WHAT NEEDS TO BE DONE: Render the entries as a numbered list, from the first line of the entries through the line containing "series-marker bbox=[870, 196, 880, 206]", both included. Omit blank lines.
***** WORKING DATA *****
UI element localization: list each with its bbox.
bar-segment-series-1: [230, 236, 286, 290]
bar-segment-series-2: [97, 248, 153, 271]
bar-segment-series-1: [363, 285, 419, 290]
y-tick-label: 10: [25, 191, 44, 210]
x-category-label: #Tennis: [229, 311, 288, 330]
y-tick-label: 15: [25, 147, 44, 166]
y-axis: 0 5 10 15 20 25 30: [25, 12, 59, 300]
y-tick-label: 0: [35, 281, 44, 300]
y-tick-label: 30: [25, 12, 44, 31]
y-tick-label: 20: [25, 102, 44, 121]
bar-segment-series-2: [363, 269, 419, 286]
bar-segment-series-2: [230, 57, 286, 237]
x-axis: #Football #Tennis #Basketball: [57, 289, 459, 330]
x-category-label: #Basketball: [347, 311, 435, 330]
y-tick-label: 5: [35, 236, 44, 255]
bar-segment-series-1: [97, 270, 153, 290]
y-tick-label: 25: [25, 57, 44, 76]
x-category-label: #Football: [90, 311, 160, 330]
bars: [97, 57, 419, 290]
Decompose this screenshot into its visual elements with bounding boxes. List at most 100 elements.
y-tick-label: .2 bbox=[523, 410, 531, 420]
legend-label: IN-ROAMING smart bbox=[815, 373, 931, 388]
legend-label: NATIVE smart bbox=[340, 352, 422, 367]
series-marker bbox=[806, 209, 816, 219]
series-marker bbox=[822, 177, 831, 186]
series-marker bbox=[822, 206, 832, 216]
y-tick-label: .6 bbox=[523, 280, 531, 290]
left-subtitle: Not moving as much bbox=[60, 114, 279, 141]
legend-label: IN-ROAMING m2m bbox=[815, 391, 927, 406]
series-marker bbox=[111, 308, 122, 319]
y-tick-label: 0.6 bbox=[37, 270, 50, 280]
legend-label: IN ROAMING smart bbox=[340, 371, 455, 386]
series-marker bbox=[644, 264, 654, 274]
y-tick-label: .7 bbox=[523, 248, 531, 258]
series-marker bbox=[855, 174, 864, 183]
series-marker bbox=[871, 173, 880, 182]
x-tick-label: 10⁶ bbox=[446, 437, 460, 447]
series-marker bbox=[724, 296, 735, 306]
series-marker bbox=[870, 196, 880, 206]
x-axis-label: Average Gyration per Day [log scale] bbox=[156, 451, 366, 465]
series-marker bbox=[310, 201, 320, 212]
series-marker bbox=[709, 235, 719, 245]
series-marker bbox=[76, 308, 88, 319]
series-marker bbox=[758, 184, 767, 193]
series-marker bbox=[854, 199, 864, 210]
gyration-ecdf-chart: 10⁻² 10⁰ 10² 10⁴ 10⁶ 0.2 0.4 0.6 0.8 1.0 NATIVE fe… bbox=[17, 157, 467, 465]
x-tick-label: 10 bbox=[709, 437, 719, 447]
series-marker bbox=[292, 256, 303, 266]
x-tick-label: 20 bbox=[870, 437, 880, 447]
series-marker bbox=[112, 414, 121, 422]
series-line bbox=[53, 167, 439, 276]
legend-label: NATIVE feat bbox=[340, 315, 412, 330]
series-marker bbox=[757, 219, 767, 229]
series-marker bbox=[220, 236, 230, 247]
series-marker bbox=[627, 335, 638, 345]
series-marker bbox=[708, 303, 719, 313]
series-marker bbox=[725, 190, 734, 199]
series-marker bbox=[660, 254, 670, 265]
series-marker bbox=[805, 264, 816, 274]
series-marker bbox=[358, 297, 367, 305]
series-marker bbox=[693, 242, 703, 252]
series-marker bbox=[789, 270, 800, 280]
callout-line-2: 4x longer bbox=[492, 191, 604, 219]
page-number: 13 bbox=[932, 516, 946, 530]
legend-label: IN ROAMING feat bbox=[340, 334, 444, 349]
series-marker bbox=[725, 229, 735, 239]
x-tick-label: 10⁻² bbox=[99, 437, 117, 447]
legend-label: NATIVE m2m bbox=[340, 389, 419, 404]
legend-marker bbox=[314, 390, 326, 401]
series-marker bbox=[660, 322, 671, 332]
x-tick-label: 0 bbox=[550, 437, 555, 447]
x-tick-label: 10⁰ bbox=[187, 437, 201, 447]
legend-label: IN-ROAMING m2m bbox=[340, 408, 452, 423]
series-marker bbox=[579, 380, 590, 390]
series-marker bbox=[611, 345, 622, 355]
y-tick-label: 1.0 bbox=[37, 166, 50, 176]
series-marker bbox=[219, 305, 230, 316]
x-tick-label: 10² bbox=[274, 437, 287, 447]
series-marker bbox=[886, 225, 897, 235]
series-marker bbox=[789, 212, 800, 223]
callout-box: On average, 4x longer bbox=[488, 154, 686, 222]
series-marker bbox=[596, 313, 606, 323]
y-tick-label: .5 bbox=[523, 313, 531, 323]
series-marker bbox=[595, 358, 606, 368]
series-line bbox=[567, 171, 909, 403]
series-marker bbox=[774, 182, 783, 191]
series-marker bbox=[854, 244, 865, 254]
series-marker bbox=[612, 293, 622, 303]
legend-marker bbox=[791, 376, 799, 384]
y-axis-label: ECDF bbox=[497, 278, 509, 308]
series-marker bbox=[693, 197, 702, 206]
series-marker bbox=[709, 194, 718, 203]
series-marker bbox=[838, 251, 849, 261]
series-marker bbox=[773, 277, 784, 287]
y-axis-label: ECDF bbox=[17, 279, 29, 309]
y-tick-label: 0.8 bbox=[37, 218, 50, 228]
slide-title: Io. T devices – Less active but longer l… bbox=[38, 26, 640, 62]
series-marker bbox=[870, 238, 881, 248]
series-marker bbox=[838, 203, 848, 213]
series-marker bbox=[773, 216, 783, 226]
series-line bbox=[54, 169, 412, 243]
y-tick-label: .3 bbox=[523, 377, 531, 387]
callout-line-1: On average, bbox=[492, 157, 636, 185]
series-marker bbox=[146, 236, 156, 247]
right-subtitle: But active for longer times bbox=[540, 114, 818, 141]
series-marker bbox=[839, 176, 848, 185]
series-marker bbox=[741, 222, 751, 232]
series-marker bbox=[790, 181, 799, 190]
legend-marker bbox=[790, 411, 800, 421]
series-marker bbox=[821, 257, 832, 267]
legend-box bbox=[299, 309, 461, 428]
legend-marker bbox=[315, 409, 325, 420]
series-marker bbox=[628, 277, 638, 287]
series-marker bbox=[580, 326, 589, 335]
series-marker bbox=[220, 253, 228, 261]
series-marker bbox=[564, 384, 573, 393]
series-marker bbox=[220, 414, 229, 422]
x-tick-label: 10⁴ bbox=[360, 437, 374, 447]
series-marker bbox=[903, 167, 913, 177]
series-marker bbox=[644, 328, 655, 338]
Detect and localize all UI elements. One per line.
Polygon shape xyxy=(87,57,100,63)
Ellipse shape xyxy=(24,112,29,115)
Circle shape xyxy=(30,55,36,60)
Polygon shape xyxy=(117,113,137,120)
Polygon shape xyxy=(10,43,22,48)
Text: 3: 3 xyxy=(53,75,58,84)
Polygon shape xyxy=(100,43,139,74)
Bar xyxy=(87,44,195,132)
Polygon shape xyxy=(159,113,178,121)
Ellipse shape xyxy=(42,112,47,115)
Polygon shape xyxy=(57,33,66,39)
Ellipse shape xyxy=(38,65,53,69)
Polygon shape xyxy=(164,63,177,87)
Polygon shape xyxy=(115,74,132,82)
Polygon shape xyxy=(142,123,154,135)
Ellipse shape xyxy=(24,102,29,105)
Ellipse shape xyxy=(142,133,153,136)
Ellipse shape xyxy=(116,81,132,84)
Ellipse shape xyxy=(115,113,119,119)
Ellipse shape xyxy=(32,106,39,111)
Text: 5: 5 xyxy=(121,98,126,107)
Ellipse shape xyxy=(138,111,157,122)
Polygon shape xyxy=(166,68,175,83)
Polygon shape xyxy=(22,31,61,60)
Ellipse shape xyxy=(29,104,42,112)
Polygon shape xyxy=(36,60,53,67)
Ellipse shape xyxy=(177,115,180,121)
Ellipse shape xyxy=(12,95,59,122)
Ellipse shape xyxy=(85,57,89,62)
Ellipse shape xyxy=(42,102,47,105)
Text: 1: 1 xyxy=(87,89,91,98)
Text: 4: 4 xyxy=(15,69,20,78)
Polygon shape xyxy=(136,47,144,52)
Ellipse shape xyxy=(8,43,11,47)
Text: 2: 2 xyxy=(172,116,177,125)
*****
TASK RESULT:
1. UI element localization: list each with its bbox.
2. bar-segment-series-1: [230, 236, 286, 290]
3. bar-segment-series-2: [97, 248, 153, 271]
4. bar-segment-series-1: [363, 285, 419, 290]
5. y-tick-label: 10: [25, 191, 44, 210]
6. x-category-label: #Tennis: [229, 311, 288, 330]
7. y-tick-label: 15: [25, 147, 44, 166]
8. y-axis: 0 5 10 15 20 25 30: [25, 12, 59, 300]
9. y-tick-label: 0: [35, 281, 44, 300]
10. y-tick-label: 30: [25, 12, 44, 31]
11. y-tick-label: 20: [25, 102, 44, 121]
12. bar-segment-series-2: [363, 269, 419, 286]
13. bar-segment-series-2: [230, 57, 286, 237]
14. x-axis: #Football #Tennis #Basketball: [57, 289, 459, 330]
15. x-category-label: #Basketball: [347, 311, 435, 330]
16. y-tick-label: 5: [35, 236, 44, 255]
17. bar-segment-series-1: [97, 270, 153, 290]
18. y-tick-label: 25: [25, 57, 44, 76]
19. x-category-label: #Football: [90, 311, 160, 330]
20. bars: [97, 57, 419, 290]
21. Decompose this screenshot into its visual elements with bounding boxes. List at most 100 elements.
22. y-tick-label: .2 bbox=[523, 410, 531, 420]
23. legend-label: IN-ROAMING smart bbox=[815, 373, 931, 388]
24. legend-label: NATIVE smart bbox=[340, 352, 422, 367]
25. series-marker bbox=[806, 209, 816, 219]
26. series-marker bbox=[822, 177, 831, 186]
27. series-marker bbox=[822, 206, 832, 216]
28. y-tick-label: .6 bbox=[523, 280, 531, 290]
29. left-subtitle: Not moving as much bbox=[60, 114, 279, 141]
30. legend-label: IN-ROAMING m2m bbox=[815, 391, 927, 406]
31. series-marker bbox=[111, 308, 122, 319]
32. y-tick-label: 0.6 bbox=[37, 270, 50, 280]
33. legend-label: IN ROAMING smart bbox=[340, 371, 455, 386]
34. series-marker bbox=[644, 264, 654, 274]
35. y-tick-label: .7 bbox=[523, 248, 531, 258]
36. series-marker bbox=[855, 174, 864, 183]
37. series-marker bbox=[871, 173, 880, 182]
38. x-tick-label: 10⁶ bbox=[446, 437, 460, 447]
39. series-marker bbox=[724, 296, 735, 306]
40. series-marker bbox=[870, 196, 880, 206]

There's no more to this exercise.